Stored records
---

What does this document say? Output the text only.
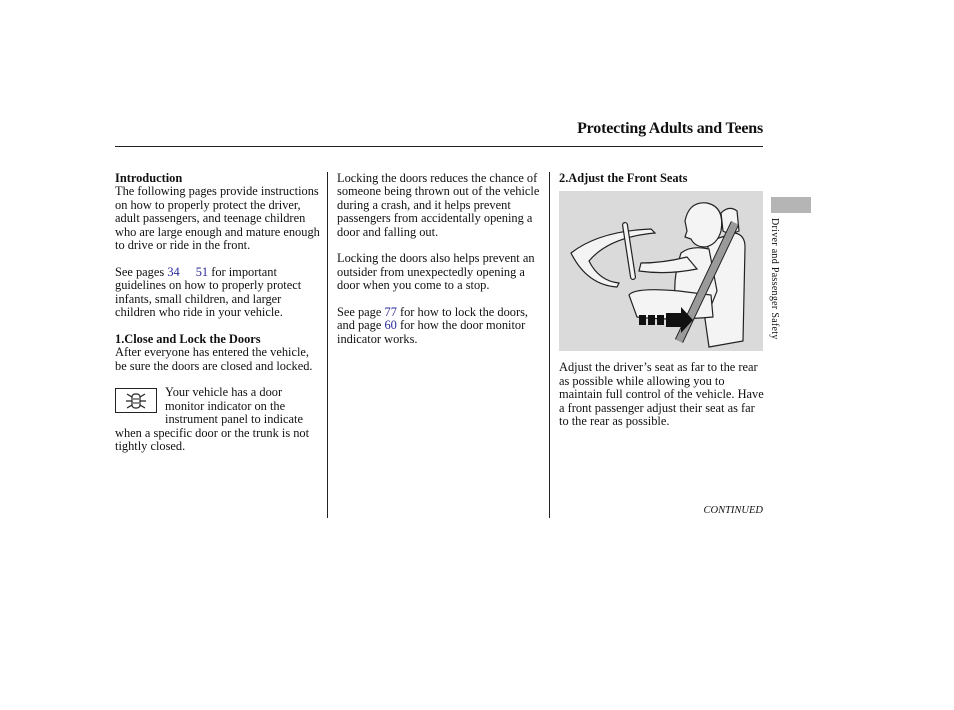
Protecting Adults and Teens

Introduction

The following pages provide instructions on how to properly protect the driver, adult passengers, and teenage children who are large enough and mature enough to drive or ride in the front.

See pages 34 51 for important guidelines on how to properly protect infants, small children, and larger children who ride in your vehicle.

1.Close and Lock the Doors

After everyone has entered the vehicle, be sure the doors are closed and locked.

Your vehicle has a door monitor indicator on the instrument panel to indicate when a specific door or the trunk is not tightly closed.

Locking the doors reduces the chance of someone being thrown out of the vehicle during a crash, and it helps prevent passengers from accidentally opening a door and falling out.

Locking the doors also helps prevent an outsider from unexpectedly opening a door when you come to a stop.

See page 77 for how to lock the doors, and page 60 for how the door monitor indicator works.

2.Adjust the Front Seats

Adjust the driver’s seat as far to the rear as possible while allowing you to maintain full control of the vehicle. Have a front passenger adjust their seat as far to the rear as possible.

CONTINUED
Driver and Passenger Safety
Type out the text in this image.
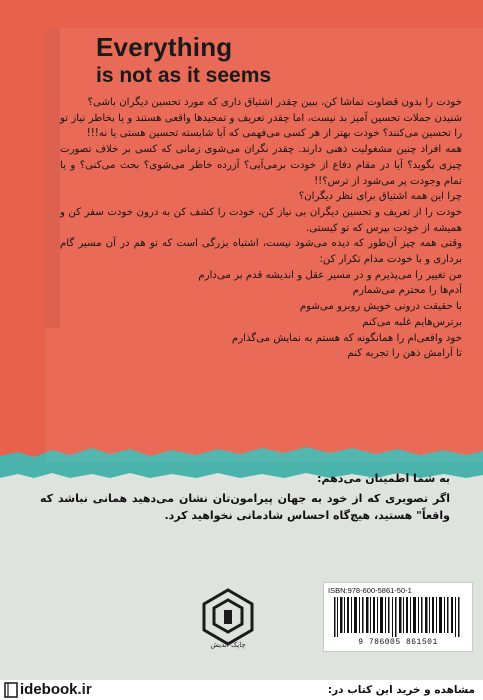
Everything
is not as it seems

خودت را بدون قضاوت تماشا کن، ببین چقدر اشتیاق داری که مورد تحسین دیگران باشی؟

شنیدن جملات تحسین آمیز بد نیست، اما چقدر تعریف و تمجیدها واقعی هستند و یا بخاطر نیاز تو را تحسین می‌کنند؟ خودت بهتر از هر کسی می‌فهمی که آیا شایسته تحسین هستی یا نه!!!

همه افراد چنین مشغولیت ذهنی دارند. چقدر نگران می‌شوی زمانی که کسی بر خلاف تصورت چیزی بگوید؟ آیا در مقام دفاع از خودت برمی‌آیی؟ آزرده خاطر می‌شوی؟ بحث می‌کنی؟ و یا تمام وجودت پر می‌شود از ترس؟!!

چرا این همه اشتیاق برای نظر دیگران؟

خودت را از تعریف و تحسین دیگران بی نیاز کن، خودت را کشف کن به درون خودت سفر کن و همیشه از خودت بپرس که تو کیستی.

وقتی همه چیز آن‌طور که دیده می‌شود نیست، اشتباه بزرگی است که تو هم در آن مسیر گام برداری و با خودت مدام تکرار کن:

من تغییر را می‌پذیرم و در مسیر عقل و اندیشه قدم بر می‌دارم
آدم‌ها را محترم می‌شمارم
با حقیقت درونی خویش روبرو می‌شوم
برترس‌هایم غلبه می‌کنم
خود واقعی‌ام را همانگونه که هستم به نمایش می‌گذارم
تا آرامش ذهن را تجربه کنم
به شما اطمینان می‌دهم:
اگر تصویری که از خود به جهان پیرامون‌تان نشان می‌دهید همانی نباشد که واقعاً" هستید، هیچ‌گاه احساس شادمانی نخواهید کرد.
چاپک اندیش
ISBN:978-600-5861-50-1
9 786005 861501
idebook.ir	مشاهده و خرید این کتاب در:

---

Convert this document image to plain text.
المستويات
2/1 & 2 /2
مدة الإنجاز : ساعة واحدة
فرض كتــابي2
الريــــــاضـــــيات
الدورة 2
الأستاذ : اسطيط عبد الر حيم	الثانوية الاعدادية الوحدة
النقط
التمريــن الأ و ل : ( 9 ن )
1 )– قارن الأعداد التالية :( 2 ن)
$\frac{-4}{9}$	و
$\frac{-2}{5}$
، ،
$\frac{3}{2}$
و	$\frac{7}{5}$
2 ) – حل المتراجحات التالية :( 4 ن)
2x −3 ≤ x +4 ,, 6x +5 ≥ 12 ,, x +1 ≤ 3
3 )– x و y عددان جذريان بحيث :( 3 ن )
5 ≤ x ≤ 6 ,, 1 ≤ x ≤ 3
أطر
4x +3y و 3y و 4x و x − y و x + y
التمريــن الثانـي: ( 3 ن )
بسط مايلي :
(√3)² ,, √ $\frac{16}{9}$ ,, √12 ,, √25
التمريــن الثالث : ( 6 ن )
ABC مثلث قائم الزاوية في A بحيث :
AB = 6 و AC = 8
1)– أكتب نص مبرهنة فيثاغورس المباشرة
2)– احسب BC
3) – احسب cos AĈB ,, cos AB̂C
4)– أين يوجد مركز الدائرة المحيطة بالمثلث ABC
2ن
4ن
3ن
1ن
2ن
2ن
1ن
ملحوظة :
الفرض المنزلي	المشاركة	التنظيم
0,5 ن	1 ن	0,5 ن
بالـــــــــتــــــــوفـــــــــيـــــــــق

---

[Goal of the exercise] Using the listing above, show every line that includes the string "تحسین".

[Expected answer]
خودت را بدون قضاوت تماشا کن، ببین چقدر اشتیاق داری که مورد تحسین دیگران باشی؟
شنیدن جملات تحسین آمیز بد نیست، اما چقدر تعریف و تمجیدها واقعی هستند و یا بخاطر نیاز تو را تحسین می‌کنند؟ خودت بهتر از هر کسی می‌فهمی که آیا شایسته تحسین هستی یا نه!!!
خودت را از تعریف و تحسین دیگران بی نیاز کن، خودت را کشف کن به درون خودت سفر کن و همیشه از خودت بپرس که تو کیستی.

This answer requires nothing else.